Which lines below hold the word "screenshot"? Copy all of them.

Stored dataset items

+ + + + +

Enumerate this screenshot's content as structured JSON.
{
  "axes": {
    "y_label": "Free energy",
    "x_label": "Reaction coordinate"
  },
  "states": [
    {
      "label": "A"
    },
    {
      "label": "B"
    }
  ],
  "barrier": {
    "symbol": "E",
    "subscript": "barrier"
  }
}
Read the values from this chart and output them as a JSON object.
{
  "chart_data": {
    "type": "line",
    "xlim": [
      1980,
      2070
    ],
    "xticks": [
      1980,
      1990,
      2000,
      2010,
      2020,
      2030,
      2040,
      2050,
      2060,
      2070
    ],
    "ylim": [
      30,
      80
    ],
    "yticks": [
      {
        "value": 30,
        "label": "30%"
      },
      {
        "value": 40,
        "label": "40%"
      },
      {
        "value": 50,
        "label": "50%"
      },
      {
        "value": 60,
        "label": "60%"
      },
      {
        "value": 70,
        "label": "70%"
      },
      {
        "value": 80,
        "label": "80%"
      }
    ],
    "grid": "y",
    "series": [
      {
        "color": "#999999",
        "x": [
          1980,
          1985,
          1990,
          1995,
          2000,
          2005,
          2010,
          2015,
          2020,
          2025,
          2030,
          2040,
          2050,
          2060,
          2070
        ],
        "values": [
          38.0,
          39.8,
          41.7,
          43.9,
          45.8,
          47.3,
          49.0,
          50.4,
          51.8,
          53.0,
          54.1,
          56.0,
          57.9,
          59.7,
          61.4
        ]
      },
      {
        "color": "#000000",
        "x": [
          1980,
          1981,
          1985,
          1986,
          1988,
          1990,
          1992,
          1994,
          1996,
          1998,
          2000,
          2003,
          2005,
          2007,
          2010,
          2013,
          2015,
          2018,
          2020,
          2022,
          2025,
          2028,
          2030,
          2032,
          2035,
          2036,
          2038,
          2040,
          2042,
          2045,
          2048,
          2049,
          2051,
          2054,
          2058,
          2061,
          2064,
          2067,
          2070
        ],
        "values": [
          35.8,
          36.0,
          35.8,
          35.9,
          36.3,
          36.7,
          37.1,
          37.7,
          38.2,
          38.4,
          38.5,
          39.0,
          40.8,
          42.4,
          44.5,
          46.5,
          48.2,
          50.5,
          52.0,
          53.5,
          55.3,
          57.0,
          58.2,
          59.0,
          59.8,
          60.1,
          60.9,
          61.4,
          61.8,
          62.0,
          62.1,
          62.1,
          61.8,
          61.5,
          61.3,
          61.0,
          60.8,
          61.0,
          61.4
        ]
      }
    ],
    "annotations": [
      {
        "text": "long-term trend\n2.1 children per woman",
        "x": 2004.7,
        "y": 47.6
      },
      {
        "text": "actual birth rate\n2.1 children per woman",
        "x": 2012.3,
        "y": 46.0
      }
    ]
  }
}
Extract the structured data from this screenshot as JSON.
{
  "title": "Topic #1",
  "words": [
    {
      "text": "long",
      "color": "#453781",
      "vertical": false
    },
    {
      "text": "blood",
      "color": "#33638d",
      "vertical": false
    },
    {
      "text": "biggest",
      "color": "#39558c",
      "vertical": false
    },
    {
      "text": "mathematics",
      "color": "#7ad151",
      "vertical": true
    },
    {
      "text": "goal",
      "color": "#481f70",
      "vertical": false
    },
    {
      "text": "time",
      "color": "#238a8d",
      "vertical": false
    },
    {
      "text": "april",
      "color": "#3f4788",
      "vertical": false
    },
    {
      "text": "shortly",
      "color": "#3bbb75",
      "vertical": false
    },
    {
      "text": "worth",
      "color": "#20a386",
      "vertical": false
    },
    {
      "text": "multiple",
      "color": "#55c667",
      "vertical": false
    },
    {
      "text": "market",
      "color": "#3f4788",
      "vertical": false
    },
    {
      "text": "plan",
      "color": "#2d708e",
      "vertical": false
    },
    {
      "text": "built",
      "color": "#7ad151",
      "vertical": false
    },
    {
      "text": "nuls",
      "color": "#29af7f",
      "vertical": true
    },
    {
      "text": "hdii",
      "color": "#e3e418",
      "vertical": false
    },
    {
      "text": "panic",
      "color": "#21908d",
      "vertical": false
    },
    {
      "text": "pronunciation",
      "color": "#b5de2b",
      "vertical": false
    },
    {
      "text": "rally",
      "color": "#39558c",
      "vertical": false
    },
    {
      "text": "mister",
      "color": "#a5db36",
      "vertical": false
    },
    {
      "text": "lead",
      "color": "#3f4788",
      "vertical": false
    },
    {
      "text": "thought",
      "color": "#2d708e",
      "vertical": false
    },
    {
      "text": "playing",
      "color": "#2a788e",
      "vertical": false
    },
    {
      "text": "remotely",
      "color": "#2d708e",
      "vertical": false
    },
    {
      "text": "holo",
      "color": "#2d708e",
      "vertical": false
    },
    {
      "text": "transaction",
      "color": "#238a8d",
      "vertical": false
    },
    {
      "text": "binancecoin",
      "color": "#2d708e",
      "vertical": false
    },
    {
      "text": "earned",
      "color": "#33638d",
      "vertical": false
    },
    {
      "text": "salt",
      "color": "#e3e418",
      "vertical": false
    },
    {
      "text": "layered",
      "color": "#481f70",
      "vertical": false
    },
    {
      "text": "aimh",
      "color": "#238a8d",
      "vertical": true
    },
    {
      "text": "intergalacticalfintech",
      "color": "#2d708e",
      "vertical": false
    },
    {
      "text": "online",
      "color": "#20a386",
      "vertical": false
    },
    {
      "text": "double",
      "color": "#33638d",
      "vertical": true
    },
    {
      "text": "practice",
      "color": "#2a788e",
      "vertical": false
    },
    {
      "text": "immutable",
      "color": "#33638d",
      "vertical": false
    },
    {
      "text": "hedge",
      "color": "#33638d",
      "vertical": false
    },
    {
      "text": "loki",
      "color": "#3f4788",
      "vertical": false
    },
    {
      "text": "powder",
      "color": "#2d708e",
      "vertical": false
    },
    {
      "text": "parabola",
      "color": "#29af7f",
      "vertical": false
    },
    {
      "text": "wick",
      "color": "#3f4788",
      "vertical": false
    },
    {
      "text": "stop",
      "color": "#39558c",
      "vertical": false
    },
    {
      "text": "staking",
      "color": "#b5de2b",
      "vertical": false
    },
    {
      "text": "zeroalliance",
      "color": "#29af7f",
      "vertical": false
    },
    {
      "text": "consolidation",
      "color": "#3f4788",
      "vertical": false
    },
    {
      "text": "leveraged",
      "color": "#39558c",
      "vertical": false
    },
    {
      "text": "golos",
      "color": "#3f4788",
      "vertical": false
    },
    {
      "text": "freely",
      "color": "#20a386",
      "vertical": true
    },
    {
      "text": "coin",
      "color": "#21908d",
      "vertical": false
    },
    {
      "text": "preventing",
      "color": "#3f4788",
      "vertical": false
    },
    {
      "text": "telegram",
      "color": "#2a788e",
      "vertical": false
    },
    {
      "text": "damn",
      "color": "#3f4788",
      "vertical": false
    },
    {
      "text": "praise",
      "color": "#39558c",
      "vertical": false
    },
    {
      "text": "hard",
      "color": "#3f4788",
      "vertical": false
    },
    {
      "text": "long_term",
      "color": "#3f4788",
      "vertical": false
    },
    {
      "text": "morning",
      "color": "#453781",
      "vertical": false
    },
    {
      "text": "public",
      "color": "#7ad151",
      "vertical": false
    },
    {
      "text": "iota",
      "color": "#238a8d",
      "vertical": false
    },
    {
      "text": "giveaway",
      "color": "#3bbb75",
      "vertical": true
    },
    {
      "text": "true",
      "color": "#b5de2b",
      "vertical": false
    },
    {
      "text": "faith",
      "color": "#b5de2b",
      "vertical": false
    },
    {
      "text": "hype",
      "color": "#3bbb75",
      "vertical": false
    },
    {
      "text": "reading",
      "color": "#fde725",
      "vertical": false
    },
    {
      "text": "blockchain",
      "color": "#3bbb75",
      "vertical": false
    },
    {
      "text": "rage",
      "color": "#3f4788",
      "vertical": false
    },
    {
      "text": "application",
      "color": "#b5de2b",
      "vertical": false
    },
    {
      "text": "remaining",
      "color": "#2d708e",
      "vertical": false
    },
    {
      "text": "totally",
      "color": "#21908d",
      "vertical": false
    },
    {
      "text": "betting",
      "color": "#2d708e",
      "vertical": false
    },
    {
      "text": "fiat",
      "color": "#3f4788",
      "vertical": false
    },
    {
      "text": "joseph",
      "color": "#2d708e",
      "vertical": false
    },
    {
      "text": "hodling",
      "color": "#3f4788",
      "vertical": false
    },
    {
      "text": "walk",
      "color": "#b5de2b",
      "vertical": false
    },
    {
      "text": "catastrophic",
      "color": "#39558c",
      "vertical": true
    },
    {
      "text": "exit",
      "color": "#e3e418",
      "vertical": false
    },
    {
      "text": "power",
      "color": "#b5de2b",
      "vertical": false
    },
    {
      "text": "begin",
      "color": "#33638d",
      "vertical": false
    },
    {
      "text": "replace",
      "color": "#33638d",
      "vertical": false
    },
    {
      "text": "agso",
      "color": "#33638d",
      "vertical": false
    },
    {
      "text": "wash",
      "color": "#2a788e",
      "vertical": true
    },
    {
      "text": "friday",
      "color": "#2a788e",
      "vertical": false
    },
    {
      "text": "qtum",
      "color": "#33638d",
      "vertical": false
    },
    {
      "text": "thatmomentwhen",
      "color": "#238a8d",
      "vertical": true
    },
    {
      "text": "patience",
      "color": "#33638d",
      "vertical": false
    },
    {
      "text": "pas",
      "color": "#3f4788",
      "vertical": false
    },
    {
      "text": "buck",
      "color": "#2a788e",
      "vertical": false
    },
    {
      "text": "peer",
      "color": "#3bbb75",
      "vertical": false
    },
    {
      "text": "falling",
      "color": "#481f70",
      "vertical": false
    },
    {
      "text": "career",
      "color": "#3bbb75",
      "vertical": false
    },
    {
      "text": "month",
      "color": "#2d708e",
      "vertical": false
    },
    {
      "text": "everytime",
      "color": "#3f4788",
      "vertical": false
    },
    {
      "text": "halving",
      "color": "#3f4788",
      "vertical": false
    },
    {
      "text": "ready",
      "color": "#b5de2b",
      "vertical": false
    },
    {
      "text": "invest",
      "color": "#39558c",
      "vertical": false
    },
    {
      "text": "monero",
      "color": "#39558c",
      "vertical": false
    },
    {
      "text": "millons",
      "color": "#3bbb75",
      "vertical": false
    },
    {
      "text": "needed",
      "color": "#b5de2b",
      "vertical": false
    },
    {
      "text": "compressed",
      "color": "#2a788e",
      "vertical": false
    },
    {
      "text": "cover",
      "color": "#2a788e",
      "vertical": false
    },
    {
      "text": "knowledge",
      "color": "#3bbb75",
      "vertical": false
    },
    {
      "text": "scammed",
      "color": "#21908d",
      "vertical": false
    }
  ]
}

+ + + + +

Right answer
Enumerate this screenshot's content as structured JSON.
Extract the structured data from this screenshot as JSON.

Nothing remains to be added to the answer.